*Directions for this task*. Give the data below again, word for word.

*Supplied entries*.
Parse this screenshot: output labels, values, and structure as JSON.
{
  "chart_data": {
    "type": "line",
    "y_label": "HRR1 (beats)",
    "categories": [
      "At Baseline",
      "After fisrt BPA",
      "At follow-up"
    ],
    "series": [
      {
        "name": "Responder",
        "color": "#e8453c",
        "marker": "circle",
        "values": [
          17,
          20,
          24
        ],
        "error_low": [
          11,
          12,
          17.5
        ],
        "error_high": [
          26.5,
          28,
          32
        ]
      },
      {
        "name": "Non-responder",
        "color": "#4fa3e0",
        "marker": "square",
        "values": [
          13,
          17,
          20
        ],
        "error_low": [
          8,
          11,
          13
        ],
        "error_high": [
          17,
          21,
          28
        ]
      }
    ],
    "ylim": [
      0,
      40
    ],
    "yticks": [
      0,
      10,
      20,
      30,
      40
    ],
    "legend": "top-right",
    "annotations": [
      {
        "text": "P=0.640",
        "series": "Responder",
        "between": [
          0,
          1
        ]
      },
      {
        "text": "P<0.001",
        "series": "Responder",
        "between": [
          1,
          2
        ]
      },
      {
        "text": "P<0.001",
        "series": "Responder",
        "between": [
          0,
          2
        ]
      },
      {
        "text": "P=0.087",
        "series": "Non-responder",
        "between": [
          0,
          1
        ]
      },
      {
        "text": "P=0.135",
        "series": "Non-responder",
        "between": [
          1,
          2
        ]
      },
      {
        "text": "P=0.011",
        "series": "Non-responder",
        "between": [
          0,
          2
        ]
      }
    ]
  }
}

*Response to the exercise*.
Parse this screenshot: output labels, values, and structure as JSON.
{
  "chart_data": {
    "type": "line",
    "y_label": "HRR1 (beats)",
    "categories": [
      "At Baseline",
      "After fisrt BPA",
      "At follow-up"
    ],
    "series": [
      {
        "name": "Responder",
        "color": "#e8453c",
        "marker": "circle",
        "values": [
          17,
          20,
          24
        ],
        "error_low": [
          11,
          12,
          17.5
        ],
        "error_high": [
          26.5,
          28,
          32
        ]
      },
      {
        "name": "Non-responder",
        "color": "#4fa3e0",
        "marker": "square",
        "values": [
          13,
          17,
          20
        ],
        "error_low": [
          8,
          11,
          13
        ],
        "error_high": [
          17,
          21,
          28
        ]
      }
    ],
    "ylim": [
      0,
      40
    ],
    "yticks": [
      0,
      10,
      20,
      30,
      40
    ],
    "legend": "top-right",
    "annotations": [
      {
        "text": "P=0.640",
        "series": "Responder",
        "between": [
          0,
          1
        ]
      },
      {
        "text": "P<0.001",
        "series": "Responder",
        "between": [
          1,
          2
        ]
      },
      {
        "text": "P<0.001",
        "series": "Responder",
        "between": [
          0,
          2
        ]
      },
      {
        "text": "P=0.087",
        "series": "Non-responder",
        "between": [
          0,
          1
        ]
      },
      {
        "text": "P=0.135",
        "series": "Non-responder",
        "between": [
          1,
          2
        ]
      },
      {
        "text": "P=0.011",
        "series": "Non-responder",
        "between": [
          0,
          2
        ]
      }
    ]
  }
}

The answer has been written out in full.